DIRECTION:
Reproduce the records below exactly as they appear.

RAW RECORDS:

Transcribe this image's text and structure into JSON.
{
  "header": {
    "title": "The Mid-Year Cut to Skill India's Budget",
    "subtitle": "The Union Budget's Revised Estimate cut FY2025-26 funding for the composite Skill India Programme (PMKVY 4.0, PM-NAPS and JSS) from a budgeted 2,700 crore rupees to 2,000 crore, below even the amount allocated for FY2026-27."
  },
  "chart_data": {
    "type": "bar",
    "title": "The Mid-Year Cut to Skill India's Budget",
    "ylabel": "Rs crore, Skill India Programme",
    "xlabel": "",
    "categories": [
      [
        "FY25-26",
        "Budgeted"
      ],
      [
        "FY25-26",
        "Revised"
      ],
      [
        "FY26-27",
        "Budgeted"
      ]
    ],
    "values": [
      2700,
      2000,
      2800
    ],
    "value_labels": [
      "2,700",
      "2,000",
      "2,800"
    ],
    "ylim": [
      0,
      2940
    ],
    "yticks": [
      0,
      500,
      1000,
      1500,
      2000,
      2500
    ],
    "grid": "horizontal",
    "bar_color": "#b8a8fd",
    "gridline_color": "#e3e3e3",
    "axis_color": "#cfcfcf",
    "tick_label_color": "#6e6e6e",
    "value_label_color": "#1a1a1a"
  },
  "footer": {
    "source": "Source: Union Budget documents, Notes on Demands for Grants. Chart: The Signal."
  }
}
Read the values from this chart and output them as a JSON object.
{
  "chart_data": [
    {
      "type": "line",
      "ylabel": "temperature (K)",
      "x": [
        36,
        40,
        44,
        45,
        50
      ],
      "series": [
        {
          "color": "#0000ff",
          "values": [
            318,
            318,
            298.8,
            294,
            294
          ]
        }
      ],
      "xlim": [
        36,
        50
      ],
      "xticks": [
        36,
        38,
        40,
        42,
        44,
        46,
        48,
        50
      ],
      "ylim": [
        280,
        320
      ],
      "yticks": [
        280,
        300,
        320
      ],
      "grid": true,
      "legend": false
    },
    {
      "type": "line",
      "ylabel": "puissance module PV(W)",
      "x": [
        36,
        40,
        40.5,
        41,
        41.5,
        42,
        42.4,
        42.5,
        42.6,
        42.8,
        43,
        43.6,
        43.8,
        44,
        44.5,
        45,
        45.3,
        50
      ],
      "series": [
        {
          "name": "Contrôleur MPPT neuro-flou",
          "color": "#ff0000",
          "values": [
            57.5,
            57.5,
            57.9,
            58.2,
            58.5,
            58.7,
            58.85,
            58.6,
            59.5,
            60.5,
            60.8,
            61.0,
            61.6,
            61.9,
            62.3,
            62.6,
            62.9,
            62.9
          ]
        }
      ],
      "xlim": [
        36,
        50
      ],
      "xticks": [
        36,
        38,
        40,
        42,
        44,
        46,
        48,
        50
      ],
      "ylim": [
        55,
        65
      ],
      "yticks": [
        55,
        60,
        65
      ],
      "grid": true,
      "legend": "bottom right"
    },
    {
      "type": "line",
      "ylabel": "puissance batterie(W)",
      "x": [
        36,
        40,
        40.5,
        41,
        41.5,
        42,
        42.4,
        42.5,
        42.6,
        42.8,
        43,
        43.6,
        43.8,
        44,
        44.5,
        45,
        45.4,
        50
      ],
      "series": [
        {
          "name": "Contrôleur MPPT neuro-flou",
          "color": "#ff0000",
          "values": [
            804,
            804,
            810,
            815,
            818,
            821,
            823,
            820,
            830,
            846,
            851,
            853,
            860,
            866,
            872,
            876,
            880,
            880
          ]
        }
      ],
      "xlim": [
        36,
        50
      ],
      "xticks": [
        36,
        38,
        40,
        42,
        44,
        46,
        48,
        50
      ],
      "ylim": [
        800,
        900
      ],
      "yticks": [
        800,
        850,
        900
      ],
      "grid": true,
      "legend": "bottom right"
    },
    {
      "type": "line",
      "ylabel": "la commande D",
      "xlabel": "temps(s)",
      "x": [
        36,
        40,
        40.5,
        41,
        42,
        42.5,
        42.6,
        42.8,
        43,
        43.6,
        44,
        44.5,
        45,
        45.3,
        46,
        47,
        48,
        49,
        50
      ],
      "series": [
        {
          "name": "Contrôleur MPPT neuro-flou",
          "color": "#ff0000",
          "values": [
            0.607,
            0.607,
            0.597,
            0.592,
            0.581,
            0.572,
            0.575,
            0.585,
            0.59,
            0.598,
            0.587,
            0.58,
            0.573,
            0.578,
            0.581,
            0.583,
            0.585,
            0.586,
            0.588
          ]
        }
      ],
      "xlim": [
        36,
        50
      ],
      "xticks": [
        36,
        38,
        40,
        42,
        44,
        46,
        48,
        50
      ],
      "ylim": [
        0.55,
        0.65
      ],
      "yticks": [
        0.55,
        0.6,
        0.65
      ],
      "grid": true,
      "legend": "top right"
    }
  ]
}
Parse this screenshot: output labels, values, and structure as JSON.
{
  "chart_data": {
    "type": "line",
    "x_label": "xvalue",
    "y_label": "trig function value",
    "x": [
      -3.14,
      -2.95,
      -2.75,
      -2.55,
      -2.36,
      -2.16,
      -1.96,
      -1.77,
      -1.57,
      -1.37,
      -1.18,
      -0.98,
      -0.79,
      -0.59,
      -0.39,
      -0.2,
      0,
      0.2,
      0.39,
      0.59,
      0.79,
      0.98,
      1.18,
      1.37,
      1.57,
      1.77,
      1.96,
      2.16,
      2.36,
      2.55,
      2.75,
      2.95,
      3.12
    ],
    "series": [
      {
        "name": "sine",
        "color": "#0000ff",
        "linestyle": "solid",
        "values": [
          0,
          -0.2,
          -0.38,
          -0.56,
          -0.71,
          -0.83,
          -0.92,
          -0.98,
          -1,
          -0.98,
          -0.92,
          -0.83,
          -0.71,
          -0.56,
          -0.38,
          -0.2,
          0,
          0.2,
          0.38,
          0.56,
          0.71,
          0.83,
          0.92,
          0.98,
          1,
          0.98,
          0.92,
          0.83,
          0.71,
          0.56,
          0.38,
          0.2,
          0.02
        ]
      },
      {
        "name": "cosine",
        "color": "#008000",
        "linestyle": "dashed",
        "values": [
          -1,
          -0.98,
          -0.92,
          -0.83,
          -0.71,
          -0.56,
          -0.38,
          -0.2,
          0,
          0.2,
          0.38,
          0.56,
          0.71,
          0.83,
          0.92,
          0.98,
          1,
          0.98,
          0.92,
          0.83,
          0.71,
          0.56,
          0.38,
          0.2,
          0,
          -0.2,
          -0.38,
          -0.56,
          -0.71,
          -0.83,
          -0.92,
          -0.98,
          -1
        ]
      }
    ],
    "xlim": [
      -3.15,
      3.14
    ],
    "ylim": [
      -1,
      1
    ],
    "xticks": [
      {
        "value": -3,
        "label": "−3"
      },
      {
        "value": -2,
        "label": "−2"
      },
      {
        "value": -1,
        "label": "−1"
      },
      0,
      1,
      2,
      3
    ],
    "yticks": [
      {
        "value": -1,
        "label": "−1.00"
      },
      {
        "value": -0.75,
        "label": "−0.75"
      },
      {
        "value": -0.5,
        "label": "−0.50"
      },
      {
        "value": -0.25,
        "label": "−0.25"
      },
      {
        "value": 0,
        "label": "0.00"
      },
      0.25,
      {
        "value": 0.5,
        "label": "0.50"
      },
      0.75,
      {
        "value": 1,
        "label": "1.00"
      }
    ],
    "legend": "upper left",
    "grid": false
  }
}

FULL ANSWER:
Transcribe this image's text and structure into JSON.
{
  "header": {
    "title": "The Mid-Year Cut to Skill India's Budget",
    "subtitle": "The Union Budget's Revised Estimate cut FY2025-26 funding for the composite Skill India Programme (PMKVY 4.0, PM-NAPS and JSS) from a budgeted 2,700 crore rupees to 2,000 crore, below even the amount allocated for FY2026-27."
  },
  "chart_data": {
    "type": "bar",
    "title": "The Mid-Year Cut to Skill India's Budget",
    "ylabel": "Rs crore, Skill India Programme",
    "xlabel": "",
    "categories": [
      [
        "FY25-26",
        "Budgeted"
      ],
      [
        "FY25-26",
        "Revised"
      ],
      [
        "FY26-27",
        "Budgeted"
      ]
    ],
    "values": [
      2700,
      2000,
      2800
    ],
    "value_labels": [
      "2,700",
      "2,000",
      "2,800"
    ],
    "ylim": [
      0,
      2940
    ],
    "yticks": [
      0,
      500,
      1000,
      1500,
      2000,
      2500
    ],
    "grid": "horizontal",
    "bar_color": "#b8a8fd",
    "gridline_color": "#e3e3e3",
    "axis_color": "#cfcfcf",
    "tick_label_color": "#6e6e6e",
    "value_label_color": "#1a1a1a"
  },
  "footer": {
    "source": "Source: Union Budget documents, Notes on Demands for Grants. Chart: The Signal."
  }
}
Read the values from this chart and output them as a JSON object.
{
  "chart_data": [
    {
      "type": "line",
      "ylabel": "temperature (K)",
      "x": [
        36,
        40,
        44,
        45,
        50
      ],
      "series": [
        {
          "color": "#0000ff",
          "values": [
            318,
            318,
            298.8,
            294,
            294
          ]
        }
      ],
      "xlim": [
        36,
        50
      ],
      "xticks": [
        36,
        38,
        40,
        42,
        44,
        46,
        48,
        50
      ],
      "ylim": [
        280,
        320
      ],
      "yticks": [
        280,
        300,
        320
      ],
      "grid": true,
      "legend": false
    },
    {
      "type": "line",
      "ylabel": "puissance module PV(W)",
      "x": [
        36,
        40,
        40.5,
        41,
        41.5,
        42,
        42.4,
        42.5,
        42.6,
        42.8,
        43,
        43.6,
        43.8,
        44,
        44.5,
        45,
        45.3,
        50
      ],
      "series": [
        {
          "name": "Contrôleur MPPT neuro-flou",
          "color": "#ff0000",
          "values": [
            57.5,
            57.5,
            57.9,
            58.2,
            58.5,
            58.7,
            58.85,
            58.6,
            59.5,
            60.5,
            60.8,
            61.0,
            61.6,
            61.9,
            62.3,
            62.6,
            62.9,
            62.9
          ]
        }
      ],
      "xlim": [
        36,
        50
      ],
      "xticks": [
        36,
        38,
        40,
        42,
        44,
        46,
        48,
        50
      ],
      "ylim": [
        55,
        65
      ],
      "yticks": [
        55,
        60,
        65
      ],
      "grid": true,
      "legend": "bottom right"
    },
    {
      "type": "line",
      "ylabel": "puissance batterie(W)",
      "x": [
        36,
        40,
        40.5,
        41,
        41.5,
        42,
        42.4,
        42.5,
        42.6,
        42.8,
        43,
        43.6,
        43.8,
        44,
        44.5,
        45,
        45.4,
        50
      ],
      "series": [
        {
          "name": "Contrôleur MPPT neuro-flou",
          "color": "#ff0000",
          "values": [
            804,
            804,
            810,
            815,
            818,
            821,
            823,
            820,
            830,
            846,
            851,
            853,
            860,
            866,
            872,
            876,
            880,
            880
          ]
        }
      ],
      "xlim": [
        36,
        50
      ],
      "xticks": [
        36,
        38,
        40,
        42,
        44,
        46,
        48,
        50
      ],
      "ylim": [
        800,
        900
      ],
      "yticks": [
        800,
        850,
        900
      ],
      "grid": true,
      "legend": "bottom right"
    },
    {
      "type": "line",
      "ylabel": "la commande D",
      "xlabel": "temps(s)",
      "x": [
        36,
        40,
        40.5,
        41,
        42,
        42.5,
        42.6,
        42.8,
        43,
        43.6,
        44,
        44.5,
        45,
        45.3,
        46,
        47,
        48,
        49,
        50
      ],
      "series": [
        {
          "name": "Contrôleur MPPT neuro-flou",
          "color": "#ff0000",
          "values": [
            0.607,
            0.607,
            0.597,
            0.592,
            0.581,
            0.572,
            0.575,
            0.585,
            0.59,
            0.598,
            0.587,
            0.58,
            0.573,
            0.578,
            0.581,
            0.583,
            0.585,
            0.586,
            0.588
          ]
        }
      ],
      "xlim": [
        36,
        50
      ],
      "xticks": [
        36,
        38,
        40,
        42,
        44,
        46,
        48,
        50
      ],
      "ylim": [
        0.55,
        0.65
      ],
      "yticks": [
        0.55,
        0.6,
        0.65
      ],
      "grid": true,
      "legend": "top right"
    }
  ]
}
Parse this screenshot: output labels, values, and structure as JSON.
{
  "chart_data": {
    "type": "line",
    "x_label": "xvalue",
    "y_label": "trig function value",
    "x": [
      -3.14,
      -2.95,
      -2.75,
      -2.55,
      -2.36,
      -2.16,
      -1.96,
      -1.77,
      -1.57,
      -1.37,
      -1.18,
      -0.98,
      -0.79,
      -0.59,
      -0.39,
      -0.2,
      0,
      0.2,
      0.39,
      0.59,
      0.79,
      0.98,
      1.18,
      1.37,
      1.57,
      1.77,
      1.96,
      2.16,
      2.36,
      2.55,
      2.75,
      2.95,
      3.12
    ],
    "series": [
      {
        "name": "sine",
        "color": "#0000ff",
        "linestyle": "solid",
        "values": [
          0,
          -0.2,
          -0.38,
          -0.56,
          -0.71,
          -0.83,
          -0.92,
          -0.98,
          -1,
          -0.98,
          -0.92,
          -0.83,
          -0.71,
          -0.56,
          -0.38,
          -0.2,
          0,
          0.2,
          0.38,
          0.56,
          0.71,
          0.83,
          0.92,
          0.98,
          1,
          0.98,
          0.92,
          0.83,
          0.71,
          0.56,
          0.38,
          0.2,
          0.02
        ]
      },
      {
        "name": "cosine",
        "color": "#008000",
        "linestyle": "dashed",
        "values": [
          -1,
          -0.98,
          -0.92,
          -0.83,
          -0.71,
          -0.56,
          -0.38,
          -0.2,
          0,
          0.2,
          0.38,
          0.56,
          0.71,
          0.83,
          0.92,
          0.98,
          1,
          0.98,
          0.92,
          0.83,
          0.71,
          0.56,
          0.38,
          0.2,
          0,
          -0.2,
          -0.38,
          -0.56,
          -0.71,
          -0.83,
          -0.92,
          -0.98,
          -1
        ]
      }
    ],
    "xlim": [
      -3.15,
      3.14
    ],
    "ylim": [
      -1,
      1
    ],
    "xticks": [
      {
        "value": -3,
        "label": "−3"
      },
      {
        "value": -2,
        "label": "−2"
      },
      {
        "value": -1,
        "label": "−1"
      },
      0,
      1,
      2,
      3
    ],
    "yticks": [
      {
        "value": -1,
        "label": "−1.00"
      },
      {
        "value": -0.75,
        "label": "−0.75"
      },
      {
        "value": -0.5,
        "label": "−0.50"
      },
      {
        "value": -0.25,
        "label": "−0.25"
      },
      {
        "value": 0,
        "label": "0.00"
      },
      0.25,
      {
        "value": 0.5,
        "label": "0.50"
      },
      0.75,
      {
        "value": 1,
        "label": "1.00"
      }
    ],
    "legend": "upper left",
    "grid": false
  }
}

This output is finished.